■ EXERCISE: Pictures stay out of the copy; set down each line of the listing below exactly.

■ SOURCE MATERIAL:
· · · ·

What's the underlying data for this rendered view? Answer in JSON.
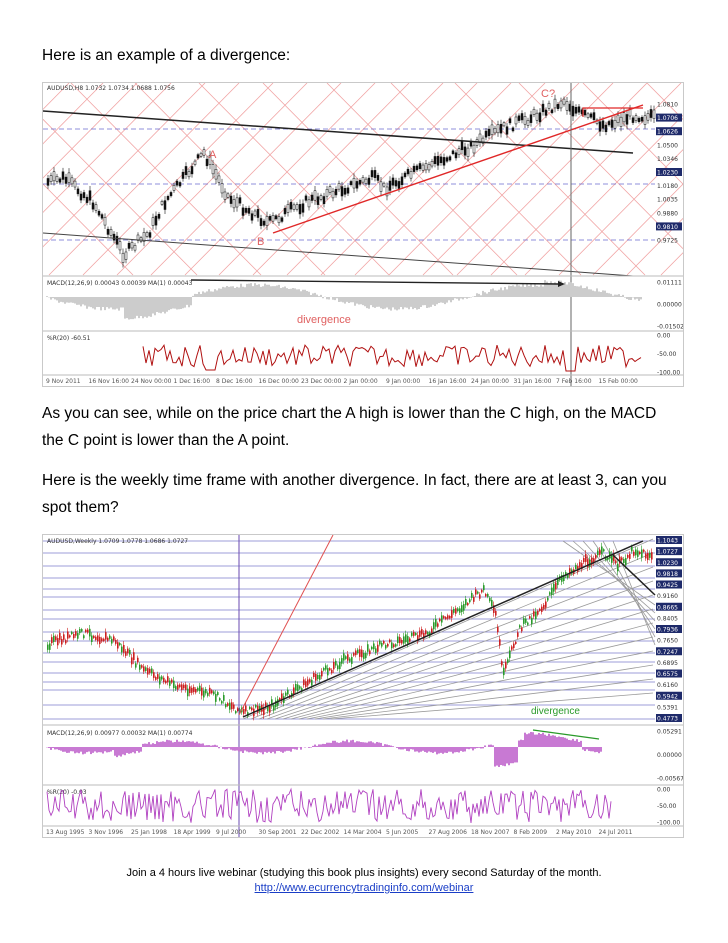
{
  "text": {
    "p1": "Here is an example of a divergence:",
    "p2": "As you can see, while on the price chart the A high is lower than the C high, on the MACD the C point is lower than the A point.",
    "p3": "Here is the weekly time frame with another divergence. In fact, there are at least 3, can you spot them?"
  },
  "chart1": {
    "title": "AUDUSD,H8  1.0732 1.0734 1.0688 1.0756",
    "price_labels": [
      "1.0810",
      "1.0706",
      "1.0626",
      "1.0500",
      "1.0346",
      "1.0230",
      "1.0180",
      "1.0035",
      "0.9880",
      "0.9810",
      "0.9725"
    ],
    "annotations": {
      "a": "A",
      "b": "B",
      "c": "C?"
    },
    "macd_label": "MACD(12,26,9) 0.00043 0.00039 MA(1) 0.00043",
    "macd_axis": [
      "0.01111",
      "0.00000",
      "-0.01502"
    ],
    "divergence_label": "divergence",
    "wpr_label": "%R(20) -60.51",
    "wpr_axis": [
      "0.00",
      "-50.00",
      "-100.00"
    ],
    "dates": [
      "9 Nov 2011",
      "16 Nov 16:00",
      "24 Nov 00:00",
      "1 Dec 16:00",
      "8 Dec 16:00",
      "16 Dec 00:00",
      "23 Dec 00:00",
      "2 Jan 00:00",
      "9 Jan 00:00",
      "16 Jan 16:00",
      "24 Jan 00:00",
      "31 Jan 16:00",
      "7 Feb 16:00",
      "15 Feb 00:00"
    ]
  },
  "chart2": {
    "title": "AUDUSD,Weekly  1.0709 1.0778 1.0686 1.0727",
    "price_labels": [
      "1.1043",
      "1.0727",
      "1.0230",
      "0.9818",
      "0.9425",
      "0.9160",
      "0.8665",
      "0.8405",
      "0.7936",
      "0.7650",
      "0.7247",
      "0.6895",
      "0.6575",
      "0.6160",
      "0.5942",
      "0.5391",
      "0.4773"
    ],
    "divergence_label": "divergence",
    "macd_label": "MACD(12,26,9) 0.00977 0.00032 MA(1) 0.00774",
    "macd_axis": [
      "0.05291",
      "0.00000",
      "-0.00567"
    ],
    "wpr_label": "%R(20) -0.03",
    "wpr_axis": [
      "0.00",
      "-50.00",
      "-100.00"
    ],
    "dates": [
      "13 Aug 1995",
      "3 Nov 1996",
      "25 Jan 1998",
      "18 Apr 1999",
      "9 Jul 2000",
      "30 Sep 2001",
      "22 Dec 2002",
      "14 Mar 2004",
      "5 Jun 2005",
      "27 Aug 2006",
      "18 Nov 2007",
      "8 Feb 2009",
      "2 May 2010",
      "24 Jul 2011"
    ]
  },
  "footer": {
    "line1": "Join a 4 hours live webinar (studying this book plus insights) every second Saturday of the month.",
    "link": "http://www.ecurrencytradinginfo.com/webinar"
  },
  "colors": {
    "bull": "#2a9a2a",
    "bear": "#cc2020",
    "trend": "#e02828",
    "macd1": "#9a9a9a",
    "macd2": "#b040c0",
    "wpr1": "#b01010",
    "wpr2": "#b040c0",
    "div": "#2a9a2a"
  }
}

· · · ·

■ FULL OUTPUT:
What's the underlying data for this rendered view? Answer in JSON.
{
  "text": {
    "p1": "Here is an example of a divergence:",
    "p2": "As you can see, while on the price chart the A high is lower than the C high, on the MACD the C point is lower than the A point.",
    "p3": "Here is the weekly time frame with another divergence. In fact, there are at least 3, can you spot them?"
  },
  "chart1": {
    "title": "AUDUSD,H8  1.0732 1.0734 1.0688 1.0756",
    "price_labels": [
      "1.0810",
      "1.0706",
      "1.0626",
      "1.0500",
      "1.0346",
      "1.0230",
      "1.0180",
      "1.0035",
      "0.9880",
      "0.9810",
      "0.9725"
    ],
    "annotations": {
      "a": "A",
      "b": "B",
      "c": "C?"
    },
    "macd_label": "MACD(12,26,9) 0.00043 0.00039 MA(1) 0.00043",
    "macd_axis": [
      "0.01111",
      "0.00000",
      "-0.01502"
    ],
    "divergence_label": "divergence",
    "wpr_label": "%R(20) -60.51",
    "wpr_axis": [
      "0.00",
      "-50.00",
      "-100.00"
    ],
    "dates": [
      "9 Nov 2011",
      "16 Nov 16:00",
      "24 Nov 00:00",
      "1 Dec 16:00",
      "8 Dec 16:00",
      "16 Dec 00:00",
      "23 Dec 00:00",
      "2 Jan 00:00",
      "9 Jan 00:00",
      "16 Jan 16:00",
      "24 Jan 00:00",
      "31 Jan 16:00",
      "7 Feb 16:00",
      "15 Feb 00:00"
    ]
  },
  "chart2": {
    "title": "AUDUSD,Weekly  1.0709 1.0778 1.0686 1.0727",
    "price_labels": [
      "1.1043",
      "1.0727",
      "1.0230",
      "0.9818",
      "0.9425",
      "0.9160",
      "0.8665",
      "0.8405",
      "0.7936",
      "0.7650",
      "0.7247",
      "0.6895",
      "0.6575",
      "0.6160",
      "0.5942",
      "0.5391",
      "0.4773"
    ],
    "divergence_label": "divergence",
    "macd_label": "MACD(12,26,9) 0.00977 0.00032 MA(1) 0.00774",
    "macd_axis": [
      "0.05291",
      "0.00000",
      "-0.00567"
    ],
    "wpr_label": "%R(20) -0.03",
    "wpr_axis": [
      "0.00",
      "-50.00",
      "-100.00"
    ],
    "dates": [
      "13 Aug 1995",
      "3 Nov 1996",
      "25 Jan 1998",
      "18 Apr 1999",
      "9 Jul 2000",
      "30 Sep 2001",
      "22 Dec 2002",
      "14 Mar 2004",
      "5 Jun 2005",
      "27 Aug 2006",
      "18 Nov 2007",
      "8 Feb 2009",
      "2 May 2010",
      "24 Jul 2011"
    ]
  },
  "footer": {
    "line1": "Join a 4 hours live webinar (studying this book plus insights) every second Saturday of the month.",
    "link": "http://www.ecurrencytradinginfo.com/webinar"
  },
  "colors": {
    "bull": "#2a9a2a",
    "bear": "#cc2020",
    "trend": "#e02828",
    "macd1": "#9a9a9a",
    "macd2": "#b040c0",
    "wpr1": "#b01010",
    "wpr2": "#b040c0",
    "div": "#2a9a2a"
  }
}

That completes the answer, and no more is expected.